__Dataset__.
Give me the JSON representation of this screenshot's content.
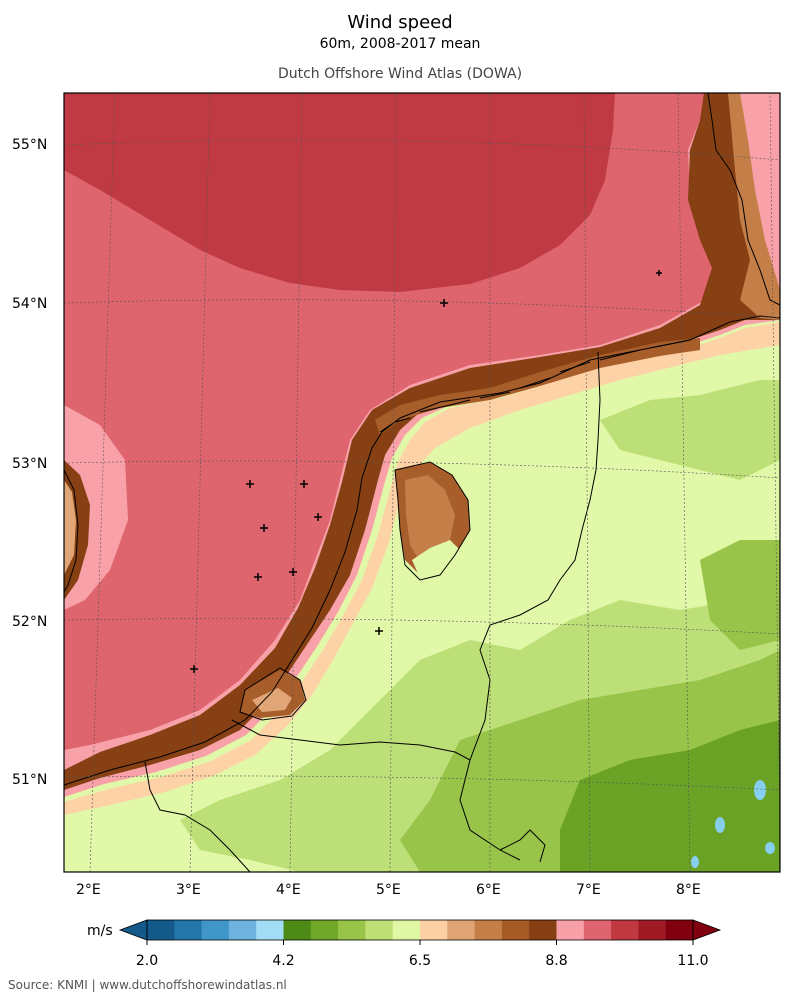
{
  "title": "Wind speed",
  "subtitle": "60m, 2008-2017 mean",
  "source_title": "Dutch Offshore Wind Atlas (DOWA)",
  "footer": "Source: KNMI | www.dutchoffshorewindatlas.nl",
  "map": {
    "lat_labels": [
      "55°N",
      "54°N",
      "53°N",
      "52°N",
      "51°N"
    ],
    "lon_labels": [
      "2°E",
      "3°E",
      "4°E",
      "5°E",
      "6°E",
      "7°E",
      "8°E"
    ],
    "stations_count": 11
  },
  "colorbar": {
    "unit": "m/s",
    "tick_labels": [
      "2.0",
      "4.2",
      "6.5",
      "8.8",
      "11.0"
    ],
    "colors": [
      "#135a8a",
      "#2276aa",
      "#4096c8",
      "#6db3dd",
      "#a3dcf5",
      "#4e8b16",
      "#72a82a",
      "#98c44a",
      "#bfdf77",
      "#e0f7a6",
      "#fcd0a4",
      "#e0a574",
      "#c47e47",
      "#a65a25",
      "#864013",
      "#f8a0a8",
      "#de6470",
      "#c03840",
      "#a01a26",
      "#80000f"
    ],
    "under_color": "#135a8a",
    "over_color": "#80000f"
  },
  "colors": {
    "sea_far": "#c03a44",
    "sea_mid": "#de646e",
    "sea_near": "#f9a1a9",
    "coast_dark": "#864013",
    "coast_mid": "#a85e2a",
    "coast_light": "#e0a677",
    "land_peach": "#fdd2a6",
    "land_light": "#e1f8a8",
    "land_green": "#bddf77",
    "land_mid": "#98c44a",
    "land_dark": "#6aa226",
    "water": "#87cfee"
  }
}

__Work required__. Repeat each record exactly as shown above, dropping all images.

__Full output__.
Give me the JSON representation of this screenshot's content.
{
  "title": "Wind speed",
  "subtitle": "60m, 2008-2017 mean",
  "source_title": "Dutch Offshore Wind Atlas (DOWA)",
  "footer": "Source: KNMI | www.dutchoffshorewindatlas.nl",
  "map": {
    "lat_labels": [
      "55°N",
      "54°N",
      "53°N",
      "52°N",
      "51°N"
    ],
    "lon_labels": [
      "2°E",
      "3°E",
      "4°E",
      "5°E",
      "6°E",
      "7°E",
      "8°E"
    ],
    "stations_count": 11
  },
  "colorbar": {
    "unit": "m/s",
    "tick_labels": [
      "2.0",
      "4.2",
      "6.5",
      "8.8",
      "11.0"
    ],
    "colors": [
      "#135a8a",
      "#2276aa",
      "#4096c8",
      "#6db3dd",
      "#a3dcf5",
      "#4e8b16",
      "#72a82a",
      "#98c44a",
      "#bfdf77",
      "#e0f7a6",
      "#fcd0a4",
      "#e0a574",
      "#c47e47",
      "#a65a25",
      "#864013",
      "#f8a0a8",
      "#de6470",
      "#c03840",
      "#a01a26",
      "#80000f"
    ],
    "under_color": "#135a8a",
    "over_color": "#80000f"
  },
  "colors": {
    "sea_far": "#c03a44",
    "sea_mid": "#de646e",
    "sea_near": "#f9a1a9",
    "coast_dark": "#864013",
    "coast_mid": "#a85e2a",
    "coast_light": "#e0a677",
    "land_peach": "#fdd2a6",
    "land_light": "#e1f8a8",
    "land_green": "#bddf77",
    "land_mid": "#98c44a",
    "land_dark": "#6aa226",
    "water": "#87cfee"
  }
}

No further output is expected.